▶ [GIVEN REQUEST] Look below and pull out each line with the word "text".

-- DATA LISTING start --

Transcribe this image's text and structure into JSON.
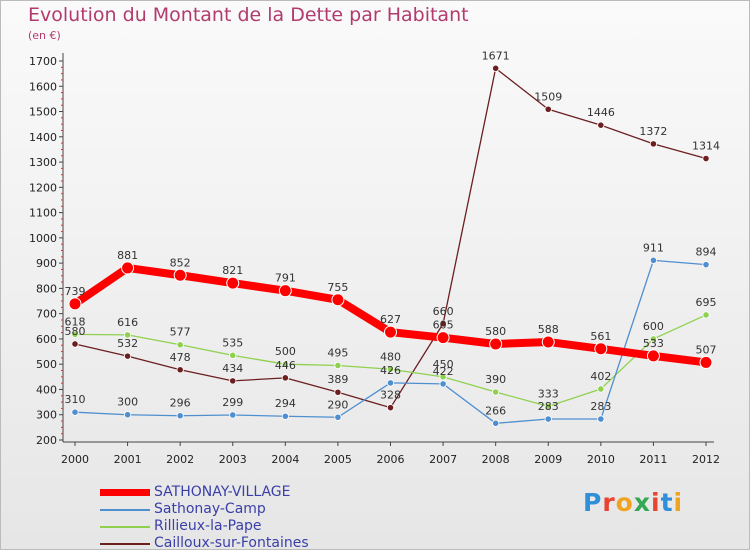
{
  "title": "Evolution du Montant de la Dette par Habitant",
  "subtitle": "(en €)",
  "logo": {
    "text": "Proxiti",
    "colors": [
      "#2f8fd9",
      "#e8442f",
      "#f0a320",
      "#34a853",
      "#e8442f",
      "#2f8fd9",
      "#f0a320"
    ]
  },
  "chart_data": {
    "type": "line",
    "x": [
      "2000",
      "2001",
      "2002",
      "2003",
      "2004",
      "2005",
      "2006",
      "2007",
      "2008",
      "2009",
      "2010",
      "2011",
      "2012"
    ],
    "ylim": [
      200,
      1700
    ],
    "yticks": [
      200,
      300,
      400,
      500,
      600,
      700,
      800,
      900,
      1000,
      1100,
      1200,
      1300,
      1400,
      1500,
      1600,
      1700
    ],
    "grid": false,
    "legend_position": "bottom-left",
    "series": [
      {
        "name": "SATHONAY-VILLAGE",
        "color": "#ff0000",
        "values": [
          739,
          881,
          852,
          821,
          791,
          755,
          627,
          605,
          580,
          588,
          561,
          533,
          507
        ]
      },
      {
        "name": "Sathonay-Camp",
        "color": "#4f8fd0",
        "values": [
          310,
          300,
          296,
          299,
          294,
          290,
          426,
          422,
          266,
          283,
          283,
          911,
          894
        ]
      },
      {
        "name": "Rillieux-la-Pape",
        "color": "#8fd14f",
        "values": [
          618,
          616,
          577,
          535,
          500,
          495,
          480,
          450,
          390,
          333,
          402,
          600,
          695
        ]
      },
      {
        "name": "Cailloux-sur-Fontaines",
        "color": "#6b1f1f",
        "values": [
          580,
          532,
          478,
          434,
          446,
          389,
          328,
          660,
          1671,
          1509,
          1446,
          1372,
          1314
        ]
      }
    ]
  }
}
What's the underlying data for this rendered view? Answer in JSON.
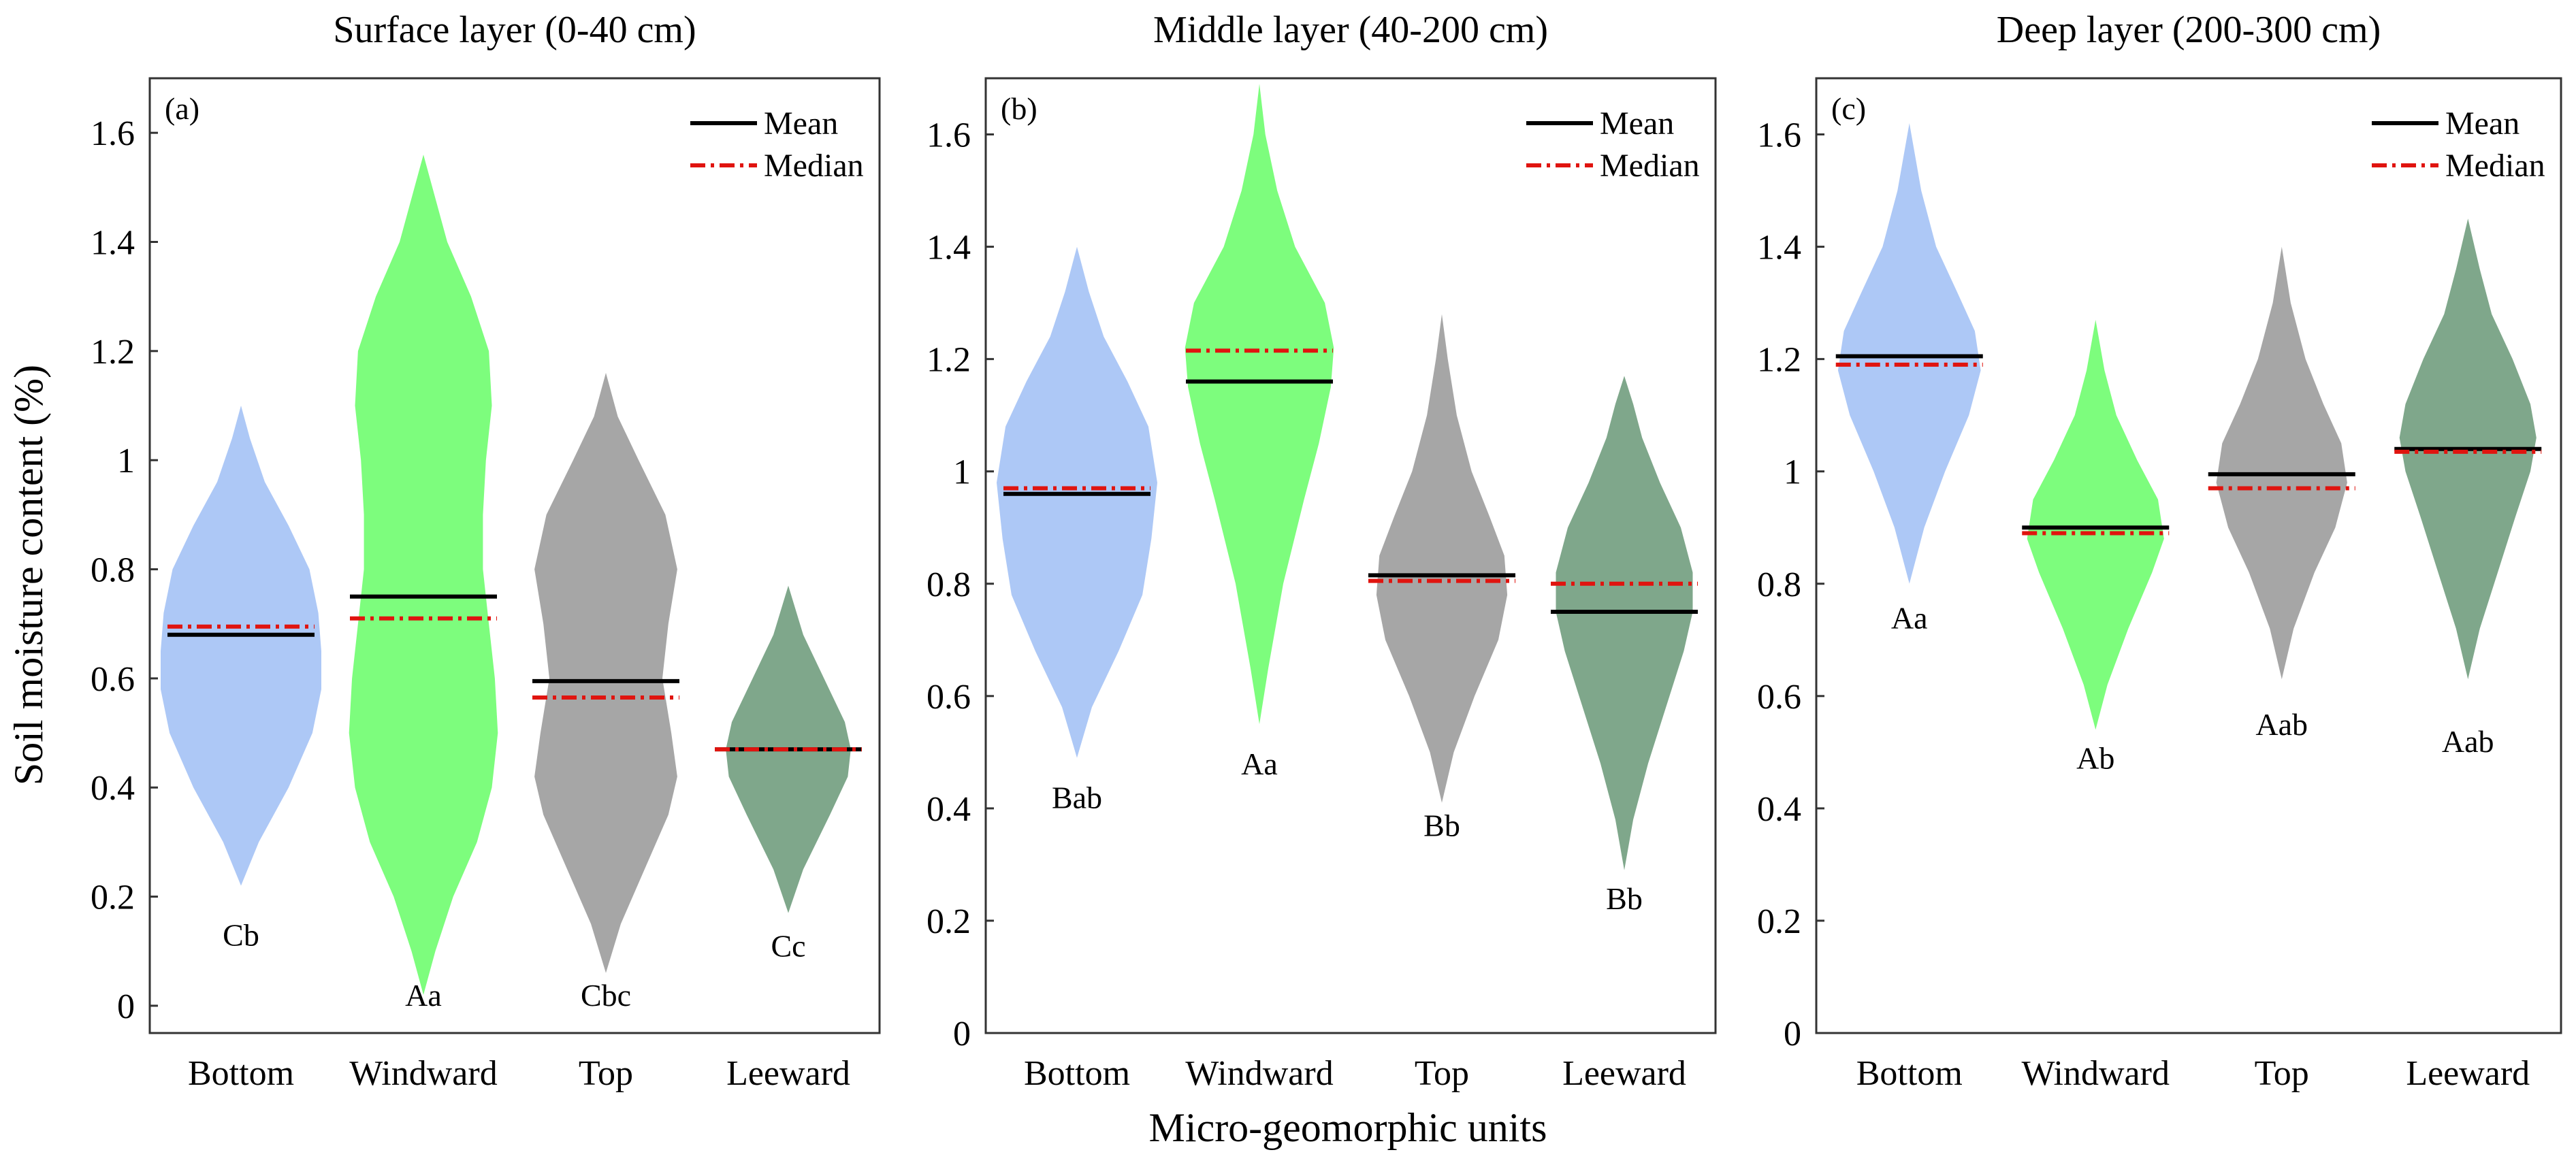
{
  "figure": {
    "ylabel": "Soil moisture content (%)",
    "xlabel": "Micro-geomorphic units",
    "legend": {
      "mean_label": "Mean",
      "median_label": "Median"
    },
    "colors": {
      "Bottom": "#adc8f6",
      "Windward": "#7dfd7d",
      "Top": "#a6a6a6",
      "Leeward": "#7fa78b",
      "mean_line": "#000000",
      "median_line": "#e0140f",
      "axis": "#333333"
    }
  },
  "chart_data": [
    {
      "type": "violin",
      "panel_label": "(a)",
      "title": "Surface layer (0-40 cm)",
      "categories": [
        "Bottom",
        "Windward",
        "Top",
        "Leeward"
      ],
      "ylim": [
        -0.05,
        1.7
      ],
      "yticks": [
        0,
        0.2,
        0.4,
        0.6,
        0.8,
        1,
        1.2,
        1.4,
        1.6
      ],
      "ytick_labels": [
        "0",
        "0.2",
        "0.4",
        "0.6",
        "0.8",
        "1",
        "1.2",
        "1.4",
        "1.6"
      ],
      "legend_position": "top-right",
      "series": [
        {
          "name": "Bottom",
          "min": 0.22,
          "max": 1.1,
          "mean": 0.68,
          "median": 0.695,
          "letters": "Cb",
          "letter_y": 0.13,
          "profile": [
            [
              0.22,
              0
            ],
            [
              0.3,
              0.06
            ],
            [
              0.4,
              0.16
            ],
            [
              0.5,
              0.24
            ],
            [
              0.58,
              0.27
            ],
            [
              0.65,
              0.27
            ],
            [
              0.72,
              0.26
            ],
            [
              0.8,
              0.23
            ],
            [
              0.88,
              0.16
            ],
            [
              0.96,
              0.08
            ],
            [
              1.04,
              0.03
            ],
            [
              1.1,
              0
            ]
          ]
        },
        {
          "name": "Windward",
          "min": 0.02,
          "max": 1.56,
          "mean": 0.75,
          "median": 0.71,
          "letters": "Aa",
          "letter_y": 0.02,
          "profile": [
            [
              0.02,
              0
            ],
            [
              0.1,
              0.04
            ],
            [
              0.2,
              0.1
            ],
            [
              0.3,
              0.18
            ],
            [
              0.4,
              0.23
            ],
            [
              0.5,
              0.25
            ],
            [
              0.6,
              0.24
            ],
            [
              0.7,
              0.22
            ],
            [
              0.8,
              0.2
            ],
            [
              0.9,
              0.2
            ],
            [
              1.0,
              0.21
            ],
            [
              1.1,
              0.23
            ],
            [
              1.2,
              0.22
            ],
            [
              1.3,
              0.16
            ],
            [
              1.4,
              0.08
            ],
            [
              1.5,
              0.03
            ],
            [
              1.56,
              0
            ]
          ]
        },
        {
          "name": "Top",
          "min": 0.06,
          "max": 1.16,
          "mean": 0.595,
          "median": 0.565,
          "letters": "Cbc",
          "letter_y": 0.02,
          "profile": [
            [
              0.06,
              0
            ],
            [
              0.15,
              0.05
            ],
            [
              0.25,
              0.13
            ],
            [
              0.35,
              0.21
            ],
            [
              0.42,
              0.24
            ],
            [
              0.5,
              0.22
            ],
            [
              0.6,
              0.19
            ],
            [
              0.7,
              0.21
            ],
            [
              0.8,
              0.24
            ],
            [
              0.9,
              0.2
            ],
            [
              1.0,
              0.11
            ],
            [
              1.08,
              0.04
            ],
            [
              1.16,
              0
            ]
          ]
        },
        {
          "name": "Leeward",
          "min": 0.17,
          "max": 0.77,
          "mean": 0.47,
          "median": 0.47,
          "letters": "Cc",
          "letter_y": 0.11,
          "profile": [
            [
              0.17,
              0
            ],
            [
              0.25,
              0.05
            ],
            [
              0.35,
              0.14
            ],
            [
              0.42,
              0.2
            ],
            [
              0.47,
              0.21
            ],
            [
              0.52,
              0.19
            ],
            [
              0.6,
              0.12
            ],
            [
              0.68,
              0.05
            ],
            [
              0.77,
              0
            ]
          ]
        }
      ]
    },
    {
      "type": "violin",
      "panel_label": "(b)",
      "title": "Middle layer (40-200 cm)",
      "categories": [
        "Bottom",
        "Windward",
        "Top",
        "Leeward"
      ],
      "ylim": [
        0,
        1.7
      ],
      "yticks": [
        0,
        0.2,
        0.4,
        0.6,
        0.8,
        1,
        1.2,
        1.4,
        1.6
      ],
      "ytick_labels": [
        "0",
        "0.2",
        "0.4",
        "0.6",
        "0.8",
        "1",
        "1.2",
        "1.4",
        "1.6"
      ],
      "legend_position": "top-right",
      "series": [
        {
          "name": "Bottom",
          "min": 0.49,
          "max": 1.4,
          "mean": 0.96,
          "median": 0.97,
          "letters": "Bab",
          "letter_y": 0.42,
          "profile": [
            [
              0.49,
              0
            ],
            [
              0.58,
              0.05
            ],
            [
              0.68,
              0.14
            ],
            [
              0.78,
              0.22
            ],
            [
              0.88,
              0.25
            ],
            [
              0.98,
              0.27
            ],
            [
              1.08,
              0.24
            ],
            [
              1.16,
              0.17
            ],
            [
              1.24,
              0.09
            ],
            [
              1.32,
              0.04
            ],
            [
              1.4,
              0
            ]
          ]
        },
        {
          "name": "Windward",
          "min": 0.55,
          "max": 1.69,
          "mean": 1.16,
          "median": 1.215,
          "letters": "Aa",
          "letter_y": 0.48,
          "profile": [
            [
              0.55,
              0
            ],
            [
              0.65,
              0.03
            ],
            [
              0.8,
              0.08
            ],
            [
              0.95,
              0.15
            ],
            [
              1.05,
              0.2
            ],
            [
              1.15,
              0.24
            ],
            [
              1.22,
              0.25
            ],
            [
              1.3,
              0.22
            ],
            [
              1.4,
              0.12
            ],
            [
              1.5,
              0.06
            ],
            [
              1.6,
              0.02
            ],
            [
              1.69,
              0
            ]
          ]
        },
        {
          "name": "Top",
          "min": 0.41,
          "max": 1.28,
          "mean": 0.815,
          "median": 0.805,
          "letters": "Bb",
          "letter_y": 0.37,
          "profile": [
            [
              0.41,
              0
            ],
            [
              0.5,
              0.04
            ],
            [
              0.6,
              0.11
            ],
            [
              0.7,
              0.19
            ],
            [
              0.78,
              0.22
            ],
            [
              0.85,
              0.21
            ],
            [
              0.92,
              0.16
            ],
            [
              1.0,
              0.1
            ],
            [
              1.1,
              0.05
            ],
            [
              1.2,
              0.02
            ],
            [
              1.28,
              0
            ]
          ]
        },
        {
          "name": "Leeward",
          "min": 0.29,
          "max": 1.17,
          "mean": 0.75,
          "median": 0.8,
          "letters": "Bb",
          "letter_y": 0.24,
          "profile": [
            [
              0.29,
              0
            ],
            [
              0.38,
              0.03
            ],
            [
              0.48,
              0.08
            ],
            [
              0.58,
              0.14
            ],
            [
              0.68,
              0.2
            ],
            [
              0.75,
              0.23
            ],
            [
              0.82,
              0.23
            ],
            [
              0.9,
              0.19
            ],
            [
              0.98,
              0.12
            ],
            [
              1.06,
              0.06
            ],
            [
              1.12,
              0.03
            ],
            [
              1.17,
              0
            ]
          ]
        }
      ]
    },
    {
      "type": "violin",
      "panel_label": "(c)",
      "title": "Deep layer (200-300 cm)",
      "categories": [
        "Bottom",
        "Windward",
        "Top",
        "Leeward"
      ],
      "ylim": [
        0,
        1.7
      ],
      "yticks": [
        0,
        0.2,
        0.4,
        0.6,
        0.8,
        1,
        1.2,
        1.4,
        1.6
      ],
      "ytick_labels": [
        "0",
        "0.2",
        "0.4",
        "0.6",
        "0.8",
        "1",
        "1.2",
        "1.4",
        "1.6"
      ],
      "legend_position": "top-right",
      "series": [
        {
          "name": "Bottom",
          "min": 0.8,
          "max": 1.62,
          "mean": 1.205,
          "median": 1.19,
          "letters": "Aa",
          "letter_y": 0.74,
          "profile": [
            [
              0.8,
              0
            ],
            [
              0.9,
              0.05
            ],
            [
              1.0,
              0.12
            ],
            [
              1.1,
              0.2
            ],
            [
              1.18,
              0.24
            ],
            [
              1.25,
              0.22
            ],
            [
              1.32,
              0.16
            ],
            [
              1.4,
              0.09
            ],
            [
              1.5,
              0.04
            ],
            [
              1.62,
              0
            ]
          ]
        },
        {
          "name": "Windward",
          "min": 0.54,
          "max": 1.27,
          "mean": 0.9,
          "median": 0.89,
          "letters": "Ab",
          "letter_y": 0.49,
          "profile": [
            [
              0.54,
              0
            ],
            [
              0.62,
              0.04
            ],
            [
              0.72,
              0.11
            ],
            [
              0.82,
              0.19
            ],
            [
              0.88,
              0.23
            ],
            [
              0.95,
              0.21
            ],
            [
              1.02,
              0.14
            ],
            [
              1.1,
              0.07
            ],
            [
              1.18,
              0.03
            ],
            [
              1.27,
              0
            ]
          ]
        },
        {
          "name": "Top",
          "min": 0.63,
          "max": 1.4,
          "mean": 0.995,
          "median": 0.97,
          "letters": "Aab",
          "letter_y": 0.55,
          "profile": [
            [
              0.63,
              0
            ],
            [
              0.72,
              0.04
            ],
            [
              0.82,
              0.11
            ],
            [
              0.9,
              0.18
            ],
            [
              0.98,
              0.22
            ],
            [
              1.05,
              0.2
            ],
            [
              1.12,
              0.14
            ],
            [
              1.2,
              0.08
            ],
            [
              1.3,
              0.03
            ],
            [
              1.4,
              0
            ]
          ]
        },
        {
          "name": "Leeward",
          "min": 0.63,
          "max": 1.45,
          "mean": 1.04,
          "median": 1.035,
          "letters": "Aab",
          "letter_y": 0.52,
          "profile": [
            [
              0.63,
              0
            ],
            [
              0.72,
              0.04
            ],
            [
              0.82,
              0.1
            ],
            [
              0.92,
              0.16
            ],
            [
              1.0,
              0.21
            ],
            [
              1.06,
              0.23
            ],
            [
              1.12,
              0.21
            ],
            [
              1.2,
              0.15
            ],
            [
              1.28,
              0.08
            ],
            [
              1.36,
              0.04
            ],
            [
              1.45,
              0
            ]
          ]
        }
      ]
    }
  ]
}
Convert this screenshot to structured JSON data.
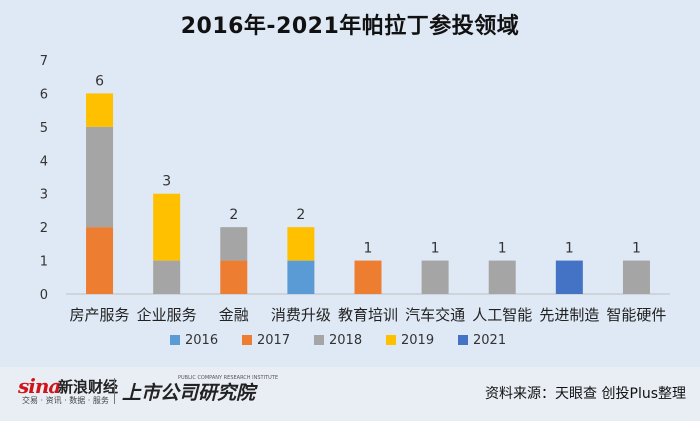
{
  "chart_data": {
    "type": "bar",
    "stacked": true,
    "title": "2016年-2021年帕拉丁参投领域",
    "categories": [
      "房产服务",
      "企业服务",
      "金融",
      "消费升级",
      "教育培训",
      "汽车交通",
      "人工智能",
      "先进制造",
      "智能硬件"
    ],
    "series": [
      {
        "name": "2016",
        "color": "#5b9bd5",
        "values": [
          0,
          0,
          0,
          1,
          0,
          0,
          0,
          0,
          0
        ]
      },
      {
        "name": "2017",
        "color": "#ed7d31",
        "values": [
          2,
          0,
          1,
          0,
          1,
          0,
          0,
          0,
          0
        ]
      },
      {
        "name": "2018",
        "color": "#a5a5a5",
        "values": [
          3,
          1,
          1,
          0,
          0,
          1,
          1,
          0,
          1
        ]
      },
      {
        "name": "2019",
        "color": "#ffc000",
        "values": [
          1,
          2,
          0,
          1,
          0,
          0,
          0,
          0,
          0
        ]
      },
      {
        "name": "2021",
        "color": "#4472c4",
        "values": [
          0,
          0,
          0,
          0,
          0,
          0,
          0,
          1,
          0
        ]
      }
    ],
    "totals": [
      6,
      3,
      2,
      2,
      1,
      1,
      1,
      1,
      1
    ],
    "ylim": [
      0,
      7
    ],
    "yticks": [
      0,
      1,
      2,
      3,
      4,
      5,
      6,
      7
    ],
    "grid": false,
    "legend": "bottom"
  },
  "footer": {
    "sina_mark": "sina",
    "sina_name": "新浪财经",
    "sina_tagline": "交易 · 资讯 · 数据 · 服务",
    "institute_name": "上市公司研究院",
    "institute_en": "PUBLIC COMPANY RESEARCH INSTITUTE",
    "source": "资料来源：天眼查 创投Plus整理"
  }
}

-- DATA LISTING end --

▶ [RESPONSE BELOW]
Transcribe this image's text and structure into JSON.
    "text": "Proxiti",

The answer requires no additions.